Directions:
Rewrite the items below so that each "share" becomes "proportion" and everything else stays the same. Leave the pictures out of your answer.

[Extracted records]
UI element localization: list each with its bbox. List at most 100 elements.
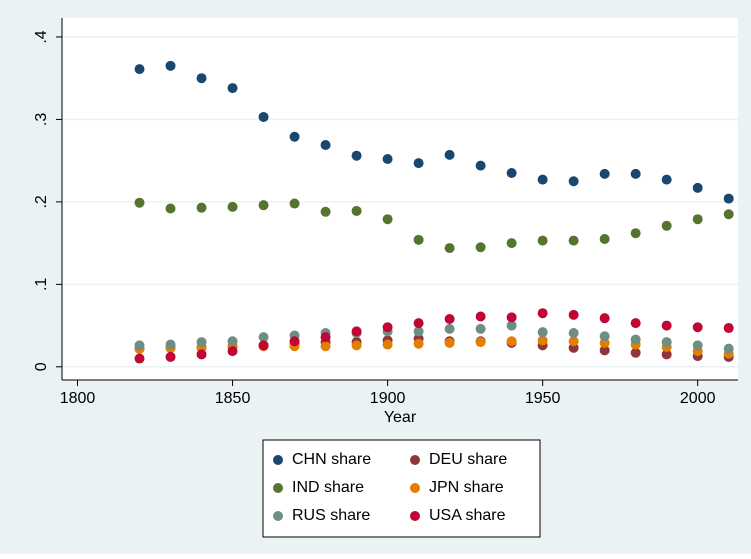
marker: [692, 182, 703, 193]
marker: [258, 340, 269, 351]
marker: [227, 83, 238, 94]
legend-box: [262, 439, 541, 538]
y-tick-label: .4: [33, 30, 50, 43]
legend-marker: [410, 455, 420, 465]
marker: [475, 242, 486, 253]
legend-marker: [273, 455, 283, 465]
marker: [506, 336, 517, 347]
plot-region: [62, 18, 738, 380]
marker: [227, 336, 238, 347]
marker: [320, 139, 331, 150]
marker: [475, 160, 486, 171]
marker: [537, 335, 548, 346]
marker: [258, 332, 269, 343]
marker: [723, 323, 734, 334]
x-tick-label: 1800: [60, 390, 96, 407]
marker: [599, 331, 610, 342]
marker: [568, 327, 579, 338]
marker: [444, 337, 455, 348]
marker: [599, 168, 610, 179]
marker: [444, 243, 455, 254]
marker: [413, 158, 424, 169]
x-tick-label: 1850: [215, 390, 251, 407]
legend-marker: [410, 511, 420, 521]
legend-label: IND share: [292, 479, 364, 496]
marker: [258, 111, 269, 122]
marker: [165, 339, 176, 350]
marker: [351, 340, 362, 351]
marker: [506, 168, 517, 179]
marker: [351, 326, 362, 337]
marker: [258, 200, 269, 211]
marker: [134, 64, 145, 75]
marker: [661, 320, 672, 331]
y-tick-label: .1: [33, 278, 50, 291]
legend-label: RUS share: [292, 507, 370, 524]
marker: [444, 313, 455, 324]
marker: [444, 323, 455, 334]
marker: [630, 334, 641, 345]
marker: [537, 308, 548, 319]
marker: [165, 203, 176, 214]
x-axis-label: Year: [384, 409, 417, 426]
marker: [382, 322, 393, 333]
legend-label: JPN share: [429, 479, 504, 496]
marker: [692, 214, 703, 225]
marker: [599, 233, 610, 244]
marker: [227, 346, 238, 357]
marker: [537, 174, 548, 185]
marker: [630, 168, 641, 179]
marker: [599, 313, 610, 324]
legend-label: CHN share: [292, 451, 371, 468]
marker: [506, 312, 517, 323]
marker: [227, 201, 238, 212]
marker: [382, 339, 393, 350]
marker: [475, 311, 486, 322]
marker: [537, 235, 548, 246]
marker: [568, 176, 579, 187]
y-tick-label: .3: [33, 113, 50, 126]
marker: [289, 336, 300, 347]
y-tick-label: .2: [33, 195, 50, 208]
marker: [196, 349, 207, 360]
marker: [630, 228, 641, 239]
legend-marker: [273, 483, 283, 493]
marker: [134, 353, 145, 364]
marker: [506, 238, 517, 249]
marker: [134, 197, 145, 208]
x-tick-label: 2000: [680, 390, 716, 407]
marker: [568, 309, 579, 320]
y-tick-label: 0: [33, 362, 50, 371]
marker: [537, 327, 548, 338]
marker: [134, 340, 145, 351]
marker: [320, 332, 331, 343]
marker: [723, 209, 734, 220]
marker: [661, 220, 672, 231]
marker: [661, 337, 672, 348]
marker: [196, 202, 207, 213]
marker: [382, 214, 393, 225]
marker: [320, 341, 331, 352]
x-tick-label: 1900: [370, 390, 406, 407]
marker: [320, 206, 331, 217]
marker: [568, 235, 579, 246]
marker: [630, 318, 641, 329]
marker: [661, 349, 672, 360]
marker: [165, 60, 176, 71]
marker: [351, 150, 362, 161]
marker: [196, 337, 207, 348]
marker: [196, 73, 207, 84]
legend-label: USA share: [429, 507, 506, 524]
marker: [475, 337, 486, 348]
marker: [351, 205, 362, 216]
marker: [413, 318, 424, 329]
x-tick-label: 1950: [525, 390, 561, 407]
marker: [413, 326, 424, 337]
marker: [723, 343, 734, 354]
legend-label: DEU share: [429, 451, 507, 468]
marker: [661, 174, 672, 185]
marker: [382, 154, 393, 165]
marker: [413, 234, 424, 245]
marker: [289, 131, 300, 142]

Result for this task:
UI element localization: list each with its bbox. List at most 100 elements.
marker: [692, 182, 703, 193]
marker: [258, 340, 269, 351]
marker: [227, 83, 238, 94]
legend-box: [262, 439, 541, 538]
y-tick-label: .4: [33, 30, 50, 43]
legend-marker: [410, 455, 420, 465]
marker: [475, 242, 486, 253]
legend-marker: [273, 455, 283, 465]
marker: [506, 336, 517, 347]
plot-region: [62, 18, 738, 380]
marker: [227, 336, 238, 347]
marker: [320, 139, 331, 150]
marker: [475, 160, 486, 171]
marker: [537, 335, 548, 346]
marker: [258, 332, 269, 343]
marker: [723, 323, 734, 334]
x-tick-label: 1800: [60, 390, 96, 407]
marker: [599, 331, 610, 342]
marker: [568, 327, 579, 338]
marker: [444, 337, 455, 348]
marker: [599, 168, 610, 179]
marker: [444, 243, 455, 254]
marker: [413, 158, 424, 169]
x-tick-label: 1850: [215, 390, 251, 407]
legend-marker: [410, 511, 420, 521]
legend-label: IND proportion: [292, 479, 364, 496]
marker: [258, 111, 269, 122]
marker: [165, 339, 176, 350]
marker: [351, 340, 362, 351]
marker: [506, 168, 517, 179]
marker: [351, 326, 362, 337]
marker: [258, 200, 269, 211]
marker: [134, 64, 145, 75]
marker: [661, 320, 672, 331]
y-tick-label: .1: [33, 278, 50, 291]
legend-label: RUS proportion: [292, 507, 370, 524]
marker: [444, 313, 455, 324]
marker: [444, 323, 455, 334]
marker: [630, 334, 641, 345]
marker: [537, 308, 548, 319]
marker: [165, 203, 176, 214]
x-axis-label: Year: [384, 409, 417, 426]
marker: [382, 322, 393, 333]
legend-label: JPN proportion: [429, 479, 504, 496]
marker: [692, 214, 703, 225]
marker: [599, 233, 610, 244]
marker: [227, 346, 238, 357]
marker: [537, 174, 548, 185]
marker: [630, 168, 641, 179]
marker: [599, 313, 610, 324]
legend-label: CHN proportion: [292, 451, 371, 468]
marker: [506, 312, 517, 323]
marker: [227, 201, 238, 212]
marker: [382, 339, 393, 350]
marker: [475, 311, 486, 322]
marker: [537, 235, 548, 246]
marker: [568, 176, 579, 187]
y-tick-label: .3: [33, 113, 50, 126]
marker: [289, 336, 300, 347]
y-tick-label: .2: [33, 195, 50, 208]
marker: [196, 349, 207, 360]
marker: [630, 228, 641, 239]
legend-marker: [273, 483, 283, 493]
marker: [134, 353, 145, 364]
marker: [506, 238, 517, 249]
marker: [134, 197, 145, 208]
x-tick-label: 2000: [680, 390, 716, 407]
marker: [568, 309, 579, 320]
y-tick-label: 0: [33, 362, 50, 371]
marker: [537, 327, 548, 338]
marker: [134, 340, 145, 351]
marker: [320, 332, 331, 343]
marker: [723, 209, 734, 220]
marker: [661, 220, 672, 231]
marker: [661, 337, 672, 348]
marker: [196, 202, 207, 213]
marker: [382, 214, 393, 225]
marker: [320, 341, 331, 352]
x-tick-label: 1900: [370, 390, 406, 407]
marker: [320, 206, 331, 217]
marker: [568, 235, 579, 246]
marker: [630, 318, 641, 329]
marker: [661, 349, 672, 360]
marker: [165, 60, 176, 71]
marker: [351, 150, 362, 161]
marker: [196, 337, 207, 348]
marker: [196, 73, 207, 84]
legend-label: USA proportion: [429, 507, 506, 524]
marker: [475, 337, 486, 348]
marker: [351, 205, 362, 216]
marker: [413, 318, 424, 329]
x-tick-label: 1950: [525, 390, 561, 407]
marker: [413, 326, 424, 337]
marker: [723, 343, 734, 354]
legend-label: DEU proportion: [429, 451, 507, 468]
marker: [661, 174, 672, 185]
marker: [382, 154, 393, 165]
marker: [413, 234, 424, 245]
marker: [289, 131, 300, 142]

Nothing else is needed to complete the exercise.